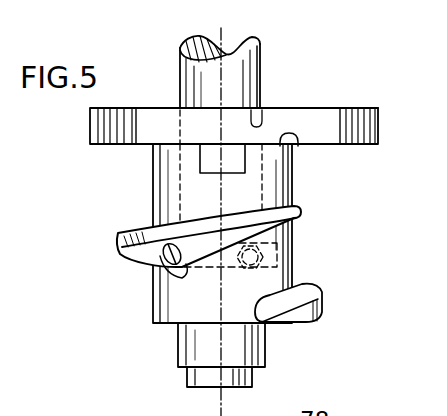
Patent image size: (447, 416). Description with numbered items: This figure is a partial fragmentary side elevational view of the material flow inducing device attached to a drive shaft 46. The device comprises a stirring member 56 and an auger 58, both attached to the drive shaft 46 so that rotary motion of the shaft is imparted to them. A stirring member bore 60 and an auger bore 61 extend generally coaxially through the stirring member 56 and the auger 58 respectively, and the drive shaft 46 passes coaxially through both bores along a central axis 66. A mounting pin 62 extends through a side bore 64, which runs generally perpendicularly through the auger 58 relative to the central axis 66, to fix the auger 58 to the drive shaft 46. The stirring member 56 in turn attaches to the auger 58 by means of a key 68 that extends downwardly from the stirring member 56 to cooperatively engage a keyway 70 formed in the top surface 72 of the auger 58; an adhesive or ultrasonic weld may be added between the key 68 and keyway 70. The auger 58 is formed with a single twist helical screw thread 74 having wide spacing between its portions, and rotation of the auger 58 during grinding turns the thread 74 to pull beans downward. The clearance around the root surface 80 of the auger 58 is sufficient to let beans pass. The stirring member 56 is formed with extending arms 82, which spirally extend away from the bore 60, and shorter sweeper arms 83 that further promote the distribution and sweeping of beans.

The drive shaft 46 is at (195, 87).
The stirring member 56 is at (378, 120).
The auger member 58 is at (297, 238).
The stirring member bore 60 is at (257, 96).
The auger bore 61 is at (298, 275).
The mounting pin 62 is at (152, 262).
The side bore 64 is at (177, 279).
The central axis 66 is at (238, 345).
The key 68 is at (244, 160).
The keyway 70 is at (234, 173).
The top surface 72 is at (296, 140).
The single twist helical screw thread 74 is at (117, 237).
The root surface 80 is at (288, 183).
The extending arms 82 is at (309, 122).
The sweeper arms 83 is at (355, 105).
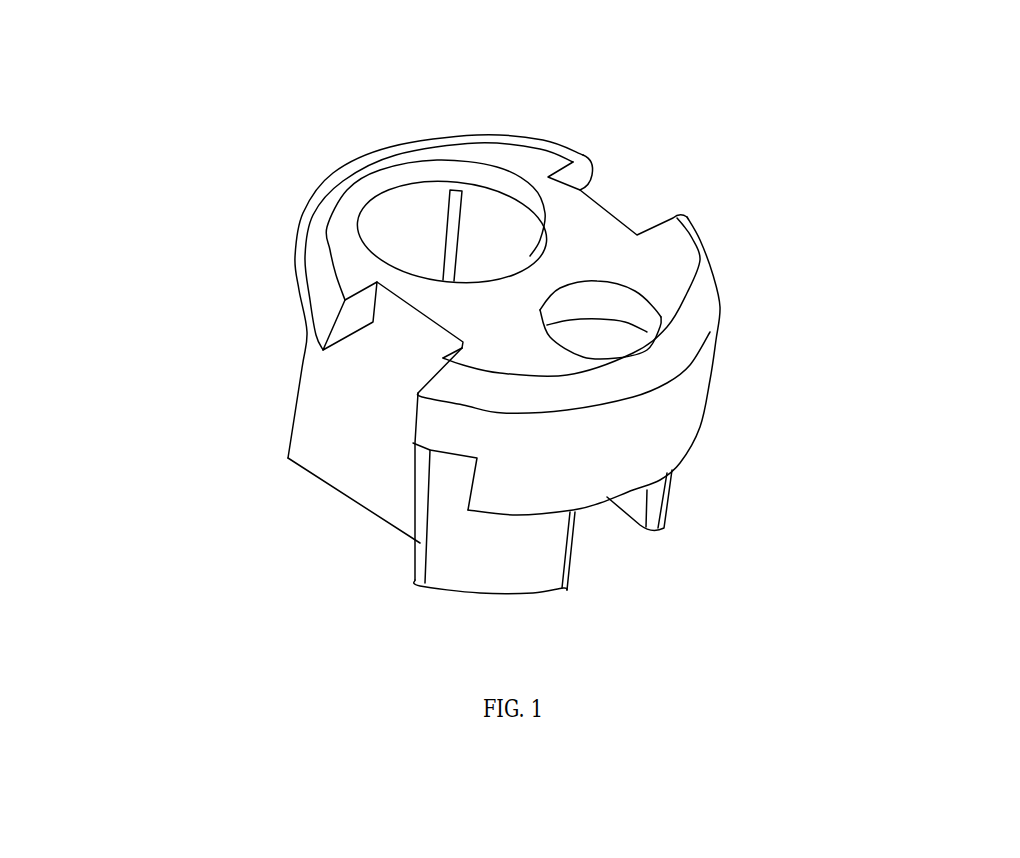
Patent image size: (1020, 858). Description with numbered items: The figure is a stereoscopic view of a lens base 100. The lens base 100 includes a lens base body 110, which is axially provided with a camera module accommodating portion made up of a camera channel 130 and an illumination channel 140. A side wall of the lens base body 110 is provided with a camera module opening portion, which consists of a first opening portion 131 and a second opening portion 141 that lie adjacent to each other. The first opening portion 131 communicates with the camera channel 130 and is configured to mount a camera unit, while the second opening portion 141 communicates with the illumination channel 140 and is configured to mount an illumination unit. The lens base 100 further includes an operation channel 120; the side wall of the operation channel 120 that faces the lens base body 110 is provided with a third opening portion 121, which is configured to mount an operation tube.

The lens base 100 is at (222, 78).
The lens base body 110 is at (703, 243).
The operation channel 120 is at (637, 360).
The third opening portion 121 is at (650, 547).
The camera channel 130 is at (437, 237).
The first opening portion 131 is at (395, 167).
The illumination channel 140 is at (367, 387).
The second opening portion 141 is at (663, 167).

Task - Quote the data above word for word, from its beginning through the line containing "The single twist", and omit the pictures.

The result -
Patent image size: (447, 416). Description with numbered items: This figure is a partial fragmentary side elevational view of the material flow inducing device attached to a drive shaft 46. The device comprises a stirring member 56 and an auger 58, both attached to the drive shaft 46 so that rotary motion of the shaft is imparted to them. A stirring member bore 60 and an auger bore 61 extend generally coaxially through the stirring member 56 and the auger 58 respectively, and the drive shaft 46 passes coaxially through both bores along a central axis 66. A mounting pin 62 extends through a side bore 64, which runs generally perpendicularly through the auger 58 relative to the central axis 66, to fix the auger 58 to the drive shaft 46. The stirring member 56 in turn attaches to the auger 58 by means of a key 68 that extends downwardly from the stirring member 56 to cooperatively engage a keyway 70 formed in the top surface 72 of the auger 58; an adhesive or ultrasonic weld may be added between the key 68 and keyway 70. The auger 58 is formed with a single twist helical screw thread 74 having wide spacing between its portions, and rotation of the auger 58 during grinding turns the thread 74 to pull beans downward. The clearance around the root surface 80 of the auger 58 is sufficient to let beans pass. The stirring member 56 is formed with extending arms 82, which spirally extend away from the bore 60, and shorter sweeper arms 83 that further promote the distribution and sweeping of beans.

The drive shaft 46 is at (195, 87).
The stirring member 56 is at (378, 120).
The auger member 58 is at (297, 238).
The stirring member bore 60 is at (257, 96).
The auger bore 61 is at (298, 275).
The mounting pin 62 is at (152, 262).
The side bore 64 is at (177, 279).
The central axis 66 is at (238, 345).
The key 68 is at (244, 160).
The keyway 70 is at (234, 173).
The top surface 72 is at (296, 140).
The single twist helical screw thread 74 is at (117, 237).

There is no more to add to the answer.